Information given:
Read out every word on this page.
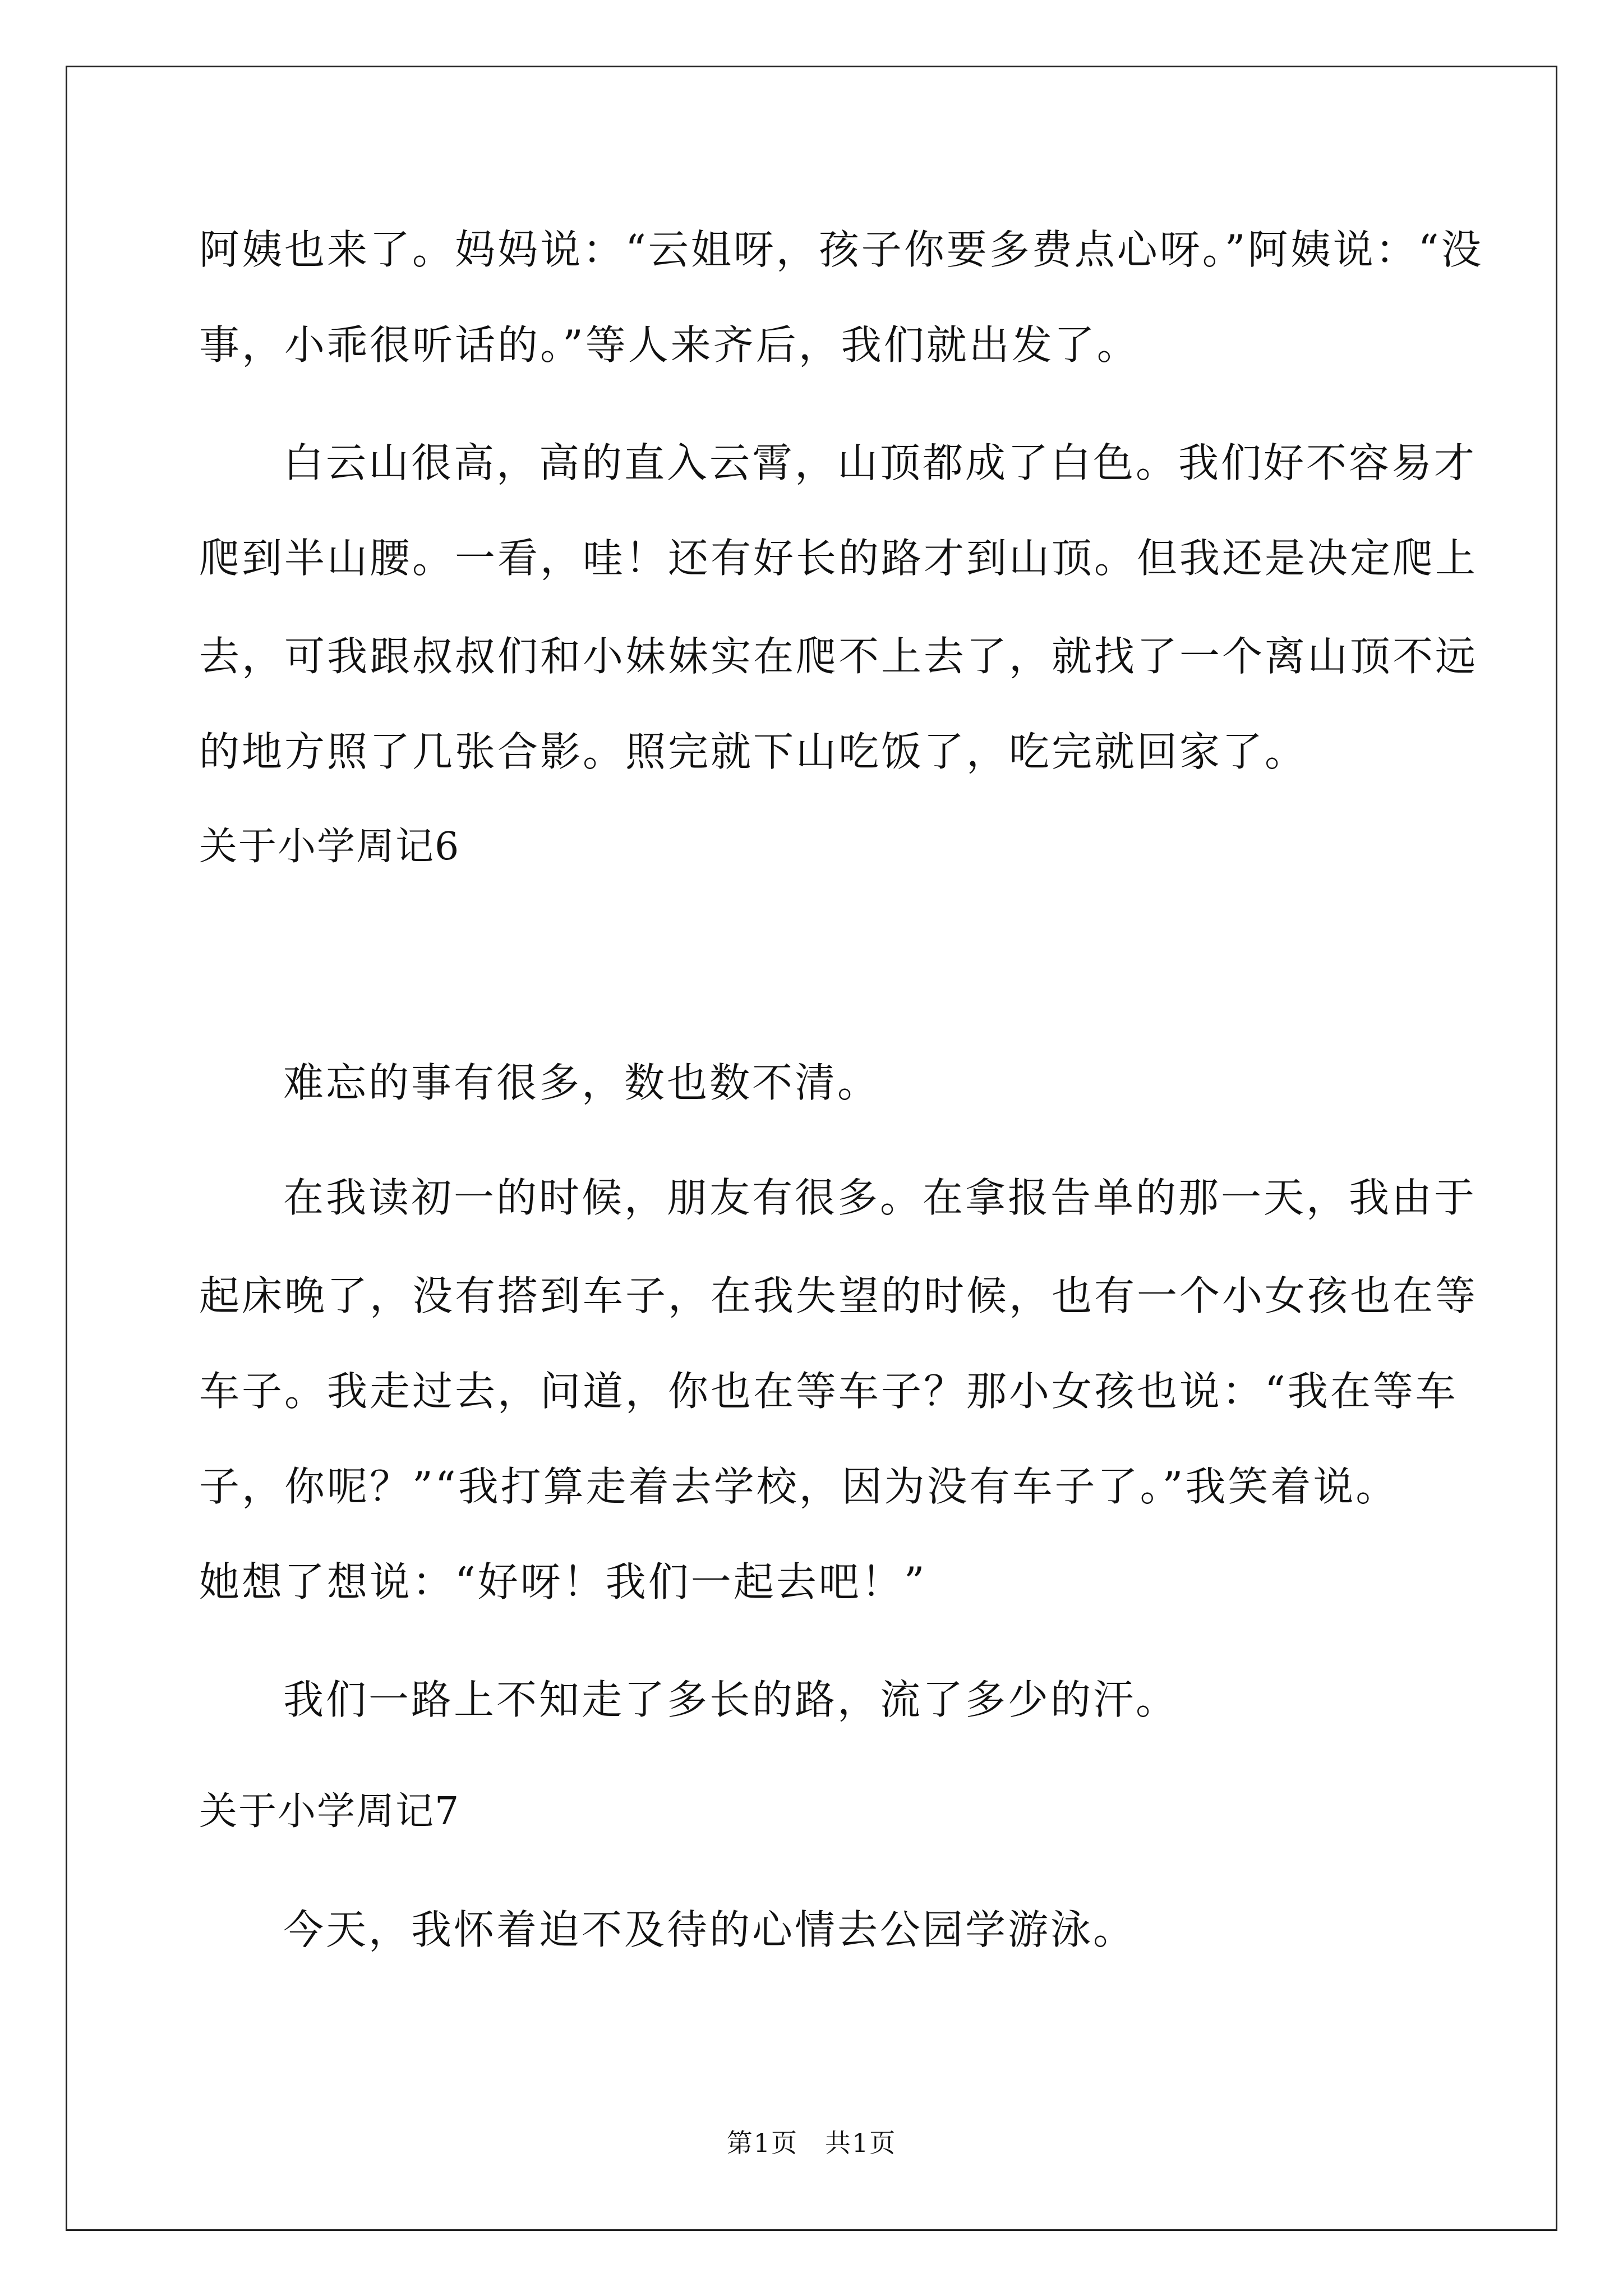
阿姨也来了。妈妈说：“云姐呀，孩子你要多费点心呀。”阿姨说：“没
事，小乖很听话的。”等人来齐后，我们就出发了。
白云山很高，高的直入云霄，山顶都成了白色。我们好不容易才
爬到半山腰。一看，哇！还有好长的路才到山顶。但我还是决定爬上
去，可我跟叔叔们和小妹妹实在爬不上去了，就找了一个离山顶不远
的地方照了几张合影。照完就下山吃饭了，吃完就回家了。
关于小学周记6
难忘的事有很多，数也数不清。
在我读初一的时候，朋友有很多。在拿报告单的那一天，我由于
起床晚了，没有搭到车子，在我失望的时候，也有一个小女孩也在等
车子。我走过去，问道，你也在等车子？那小女孩也说：“我在等车
子，你呢？”“我打算走着去学校，因为没有车子了。”我笑着说。
她想了想说：“好呀！我们一起去吧！”
我们一路上不知走了多长的路，流了多少的汗。
关于小学周记7
今天，我怀着迫不及待的心情去公园学游泳。
第1页　共1页
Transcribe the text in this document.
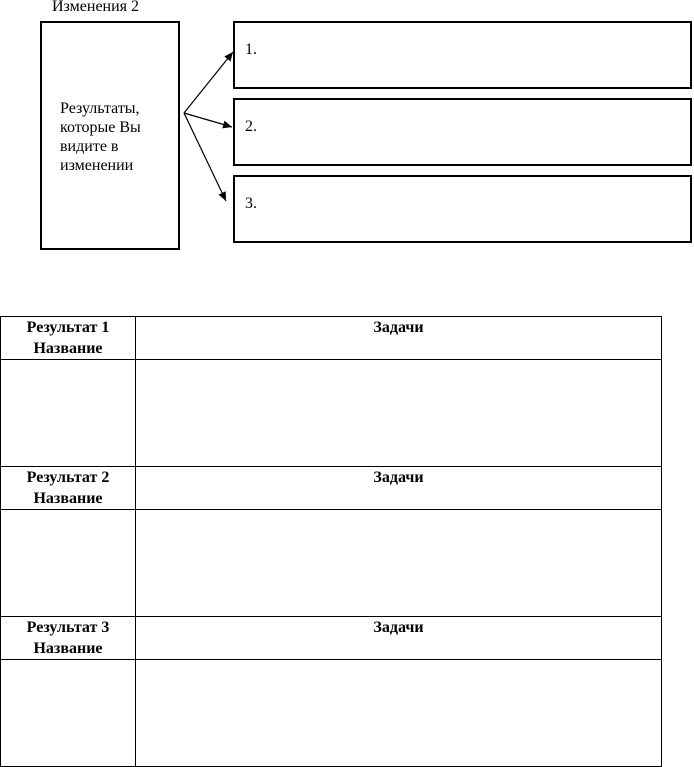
Изменения 2
Результаты,
которые Вы
видите в
изменении
1.
2.
3.
Результат 1
Название	Задачи

Результат 2
Название	Задачи

Результат 3
Название	Задачи
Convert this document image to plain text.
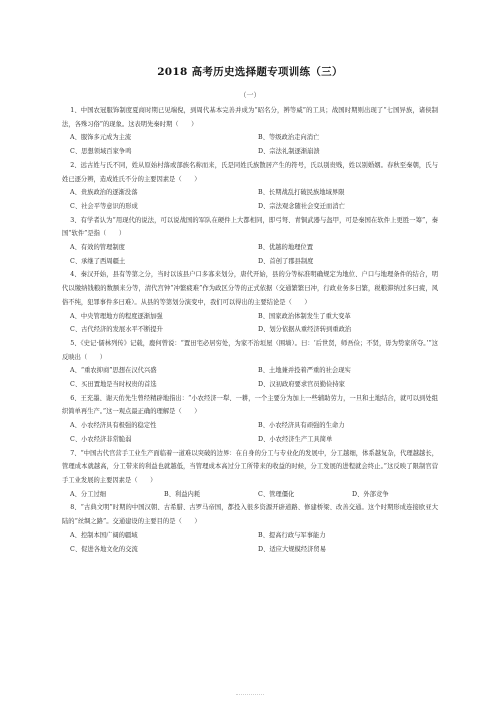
2018 高考历史选择题专项训练（三）
（一）

1、中国农冠服饰制度夏商时期已见端倪，到周代基本完善并成为“昭名分，辨等威”的工具；战国时期则出现了“七国异族，诸侯制法，各殊习俗”的现象。这表明先秦时期（　　）

A、服饰多元成为主流	B、等级政治走向消亡
C、思想领域百家争鸣	D、宗法礼制逐渐崩溃

2、远古姓与氏不同，姓从原始村落或部族名称而来，氏是同姓氏族散居产生的符号，氏以别贵贱，姓以别婚姻。春秋至秦朝，氏与姓已逐分辨，造成姓氏不分的主要因素是（　　）

A、贵族政治的逐渐没落	B、长期战乱打破民族地域界限
C、社会平等意识的形成	D、宗法观念随社会变迁而消亡

3、有学者认为“用现代的说法，可以说战国的军队在硬件上大都相同，即弓弩、青铜武器与盔甲，可是秦国在软件上更胜一筹”，秦国“软件”是指（　　）

A、有效的管理制度	B、优越的地理位置
C、承继了西周疆土	D、首创了郡县制度

4、秦汉开始，县有等第之分，当时以该县户口多寡来划分，唐代开始，县的分等标准明确规定为地位、户口与地理条件的结合，明代以缴纳钱粮的数额来分等，清代宫钟“冲繁疲难”作为政区分等的正式依据（交通繁繁曰冲，行政业务多曰繁，税粮滞纳过多曰疲，风俗不纯，犯罪事件多曰难）。从县的等第划分演变中，我们可以得出的主要结论是（　　）

A、中央管理地方的程度逐渐加强	B、国家政治体制发生了重大变革
C、古代经济的发展水平不断提升	D、划分依据从重经济转到重政治

5、《史记·儒林列传》记载，鹿何曾说：“置田宅必居穷处，为家不治垣屋（围墙）。曰：‘后世贤，师吾俭；不贤，毋为势家所夺。’”这反映出（　　）

A、“重农抑商”思想在汉代兴盛	B、土地兼并投着严重的社会现实
C、买田置地是当时权贵的首选	D、汉初政府要求官员勤俭持家

6、王充墨、谢天佑先生曾经精辟地指出：“小农经济一犁、一耕，一个主要分为加上一些辅助劳力，一旦和土地结合，就可以到处组织简单再生产。”这一观点最正确的理解是（　　）

A、小农经济具有极强的稳定性	B、小农经济具有顽强的生命力
C、小农经济非常脆弱	D、小农经济生产工具简单

7、“中国古代官营手工业生产面临着一道难以突破的边界：在自身的分工与专业化的发展中，分工越细，体系越复杂，代理越越长，管理成本就越高，分工带来的利益也就越低，当管理成本高过分工所带来的收益的时候，分工发展的进程就会终止。”这反映了限制官营手工业发展的主要因素是（　　）

A、分工过细	B、利益内耗	C、管理僵化	D、外部竞争

8、“古典文明”时期的中国汉朝、古希腊、古罗马帝国，都投入很多资源开辟道路、修建桥梁、改善交通。这个时期形成连接欧亚大陆的“丝绸之路”。交通建设的主要目的是（　　）

A、控制本国广阔的疆域	B、提高行政与军事能力
C、促进各地文化的交流	D、适应大规模经济贸易
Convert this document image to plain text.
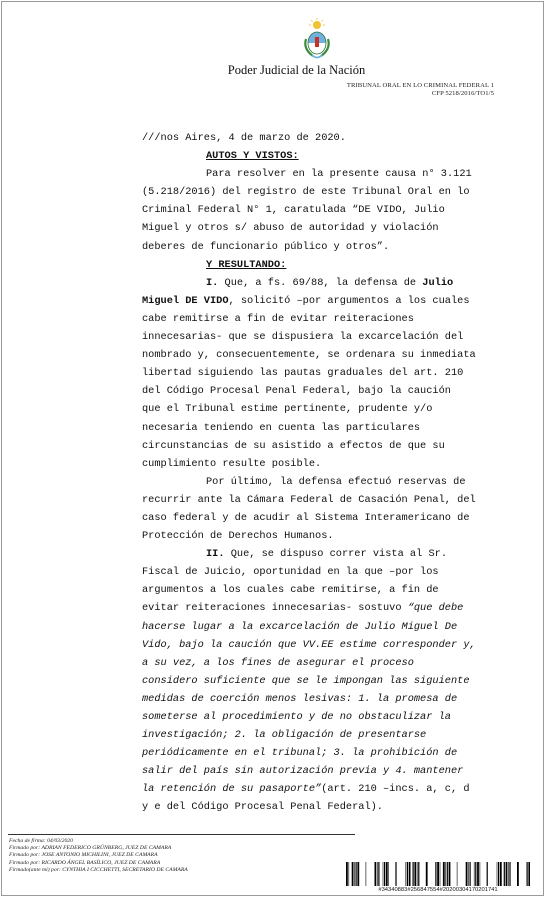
Poder Judicial de la Nación
TRIBUNAL ORAL EN LO CRIMINAL FEDERAL 1
CFP 5218/2016/TO1/5
///nos Aires, 4 de marzo de 2020.
AUTOS Y VISTOS:
Para resolver en la presente causa n° 3.121
(5.218/2016) del registro de este Tribunal Oral en lo
Criminal Federal N° 1, caratulada “DE VIDO, Julio
Miguel y otros s/ abuso de autoridad y violación
deberes de funcionario público y otros”.
Y RESULTANDO:
I. Que, a fs. 69/88, la defensa de Julio
Miguel DE VIDO, solicitó –por argumentos a los cuales
cabe remitirse a fin de evitar reiteraciones
innecesarias- que se dispusiera la excarcelación del
nombrado y, consecuentemente, se ordenara su inmediata
libertad siguiendo las pautas graduales del art. 210
del Código Procesal Penal Federal, bajo la caución
que el Tribunal estime pertinente, prudente y/o
necesaria teniendo en cuenta las particulares
circunstancias de su asistido a efectos de que su
cumplimiento resulte posible.
Por último, la defensa efectuó reservas de
recurrir ante la Cámara Federal de Casación Penal, del
caso federal y de acudir al Sistema Interamericano de
Protección de Derechos Humanos.
II. Que, se dispuso correr vista al Sr.
Fiscal de Juicio, oportunidad en la que –por los
argumentos a los cuales cabe remitirse, a fin de
evitar reiteraciones innecesarias- sostuvo “que debe
hacerse lugar a la excarcelación de Julio Miguel De
Vido, bajo la caución que VV.EE estime corresponder y,
a su vez, a los fines de asegurar el proceso
considero suficiente que se le impongan las siguiente
medidas de coerción menos lesivas: 1. la promesa de
someterse al procedimiento y de no obstaculizar la
investigación; 2. la obligación de presentarse
periódicamente en el tribunal; 3. la prohibición de
salir del país sin autorización previa y 4. mantener
la retención de su pasaporte”(art. 210 –incs. a, c, d
y e del Código Procesal Penal Federal).
Fecha de firma: 04/03/2020
Firmado por: ADRIAN FEDERICO GRÜNBERG, JUEZ DE CAMARA
Firmado por: JOSE ANTONIO MICHILINI, JUEZ DE CAMARA
Firmado por: RICARDO ÁNGEL BASÍLICO, JUEZ DE CAMARA
Firmado(ante mi) por: CYNTHIA I CICCHETTI, SECRETARIO DE CAMARA
#34340883#256847554#20200304170201741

Written request: Wherever "remitirse" shows up in a line, copy that line.

Exercise solution:
cabe remitirse a fin de evitar reiteraciones
argumentos a los cuales cabe remitirse, a fin de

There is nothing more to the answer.